- Problem details: Each line that holds the word "data" counts once. Give the total number of such lines and nothing else.

- Extracted entries:
****************************************

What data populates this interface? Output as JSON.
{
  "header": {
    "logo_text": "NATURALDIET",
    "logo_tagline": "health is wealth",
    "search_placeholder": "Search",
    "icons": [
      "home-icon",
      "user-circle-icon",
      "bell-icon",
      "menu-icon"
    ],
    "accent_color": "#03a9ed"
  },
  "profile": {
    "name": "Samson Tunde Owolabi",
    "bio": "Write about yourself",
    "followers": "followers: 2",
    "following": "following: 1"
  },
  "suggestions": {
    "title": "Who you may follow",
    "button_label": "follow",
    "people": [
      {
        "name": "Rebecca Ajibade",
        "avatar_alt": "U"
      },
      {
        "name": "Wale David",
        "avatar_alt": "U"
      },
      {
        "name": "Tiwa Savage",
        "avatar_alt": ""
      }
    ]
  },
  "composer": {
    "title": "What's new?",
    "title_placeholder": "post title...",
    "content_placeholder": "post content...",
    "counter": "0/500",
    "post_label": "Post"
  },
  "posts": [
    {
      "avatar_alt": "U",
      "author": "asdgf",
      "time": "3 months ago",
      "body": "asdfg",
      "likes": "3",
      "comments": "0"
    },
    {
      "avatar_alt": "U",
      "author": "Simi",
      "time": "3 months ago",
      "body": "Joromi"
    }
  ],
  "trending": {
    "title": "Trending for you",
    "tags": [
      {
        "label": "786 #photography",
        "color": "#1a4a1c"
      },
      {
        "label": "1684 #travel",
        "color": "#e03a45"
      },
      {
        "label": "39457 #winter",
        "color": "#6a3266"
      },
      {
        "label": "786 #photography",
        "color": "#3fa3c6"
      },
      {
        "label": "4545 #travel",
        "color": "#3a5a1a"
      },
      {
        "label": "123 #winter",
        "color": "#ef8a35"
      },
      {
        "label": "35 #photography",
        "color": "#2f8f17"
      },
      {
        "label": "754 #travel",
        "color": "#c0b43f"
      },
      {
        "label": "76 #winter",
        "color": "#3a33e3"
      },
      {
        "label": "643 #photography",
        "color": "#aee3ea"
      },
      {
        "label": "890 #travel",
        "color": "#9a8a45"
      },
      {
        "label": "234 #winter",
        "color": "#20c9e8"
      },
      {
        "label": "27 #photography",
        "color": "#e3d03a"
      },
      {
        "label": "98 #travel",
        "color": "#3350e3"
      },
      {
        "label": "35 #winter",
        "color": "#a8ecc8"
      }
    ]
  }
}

****************************************

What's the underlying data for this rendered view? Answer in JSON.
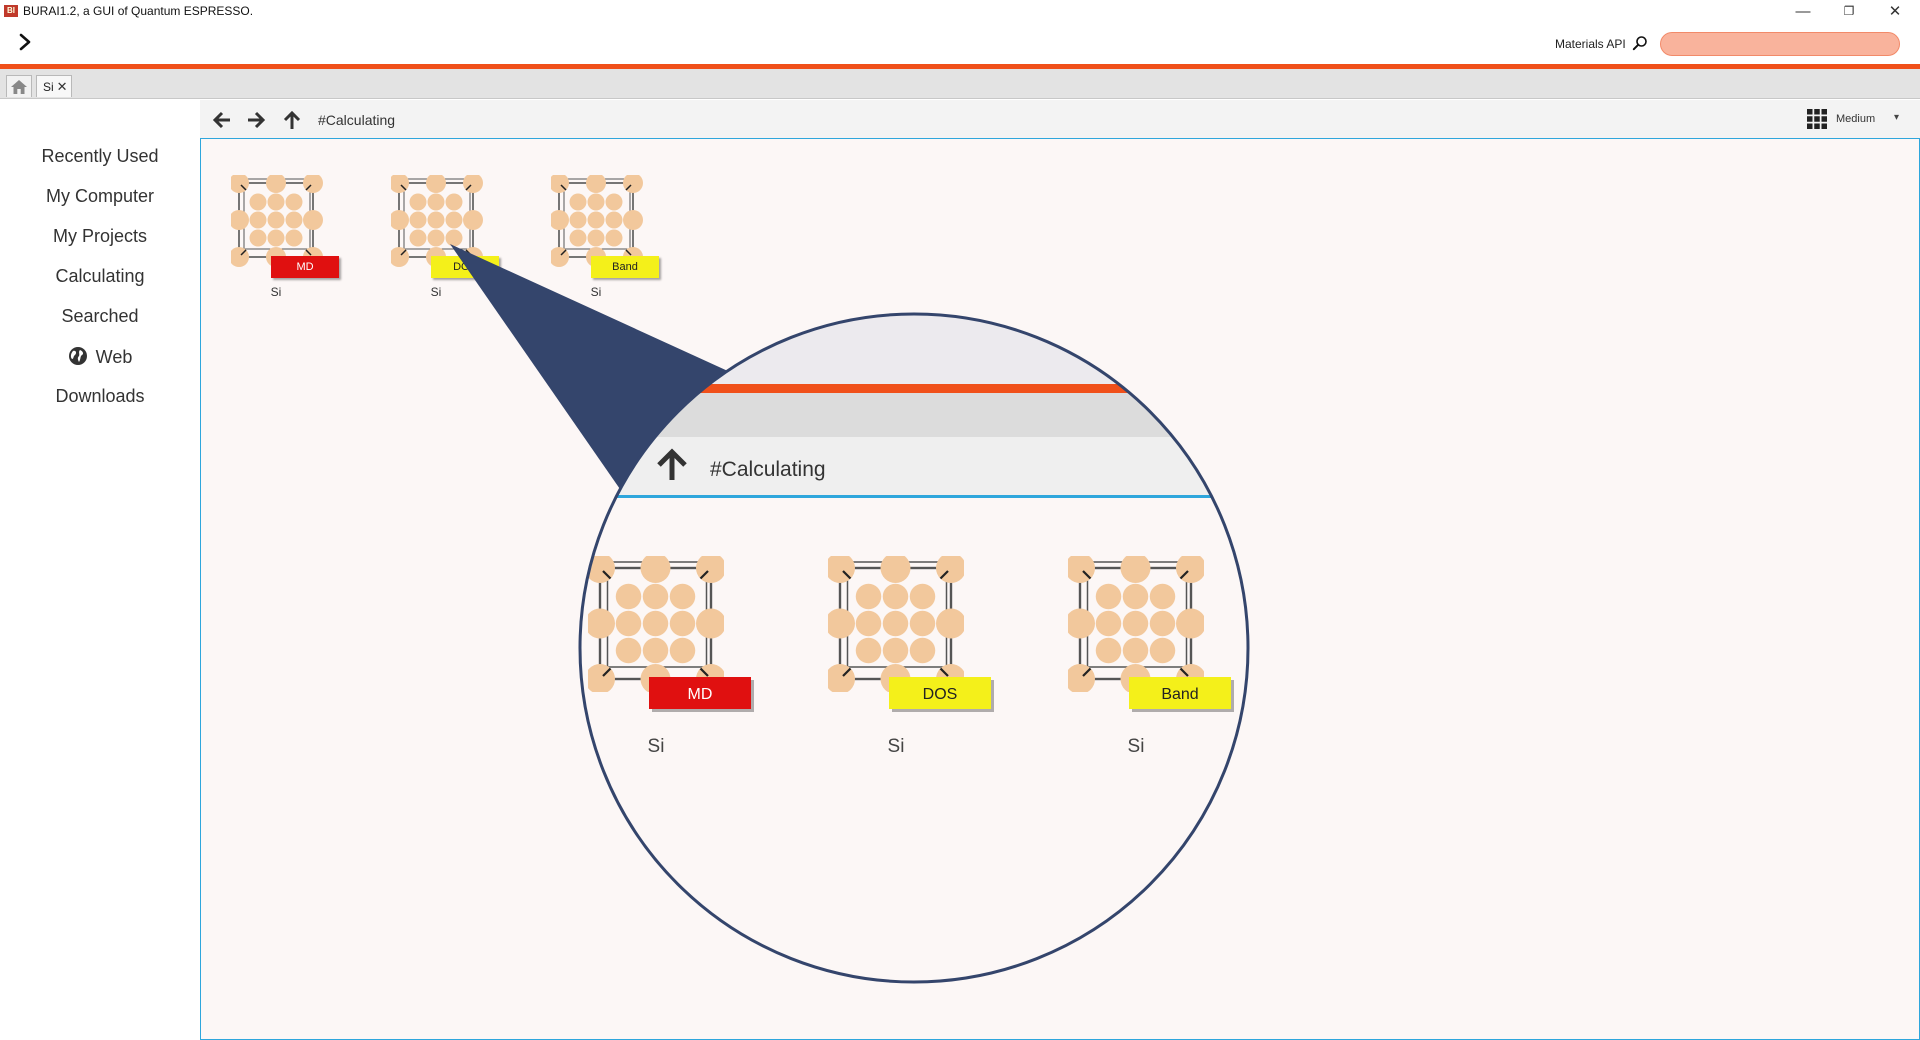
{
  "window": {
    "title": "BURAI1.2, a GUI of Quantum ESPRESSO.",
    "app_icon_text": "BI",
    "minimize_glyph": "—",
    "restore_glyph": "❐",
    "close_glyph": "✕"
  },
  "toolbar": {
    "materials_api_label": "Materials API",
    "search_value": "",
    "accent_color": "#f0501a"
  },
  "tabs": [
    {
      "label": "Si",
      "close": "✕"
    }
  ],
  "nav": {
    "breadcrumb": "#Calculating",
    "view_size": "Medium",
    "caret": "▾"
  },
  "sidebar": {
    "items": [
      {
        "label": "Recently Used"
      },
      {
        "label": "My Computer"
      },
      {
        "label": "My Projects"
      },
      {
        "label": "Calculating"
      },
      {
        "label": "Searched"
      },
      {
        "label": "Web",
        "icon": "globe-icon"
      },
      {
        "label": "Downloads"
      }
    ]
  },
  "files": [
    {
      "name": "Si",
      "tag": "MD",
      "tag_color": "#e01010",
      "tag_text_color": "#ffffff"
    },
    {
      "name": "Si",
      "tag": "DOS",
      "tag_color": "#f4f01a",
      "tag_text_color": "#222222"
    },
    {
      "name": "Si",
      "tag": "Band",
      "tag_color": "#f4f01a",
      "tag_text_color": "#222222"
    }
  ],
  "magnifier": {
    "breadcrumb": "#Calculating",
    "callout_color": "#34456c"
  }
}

****************************************

- Answer below: 2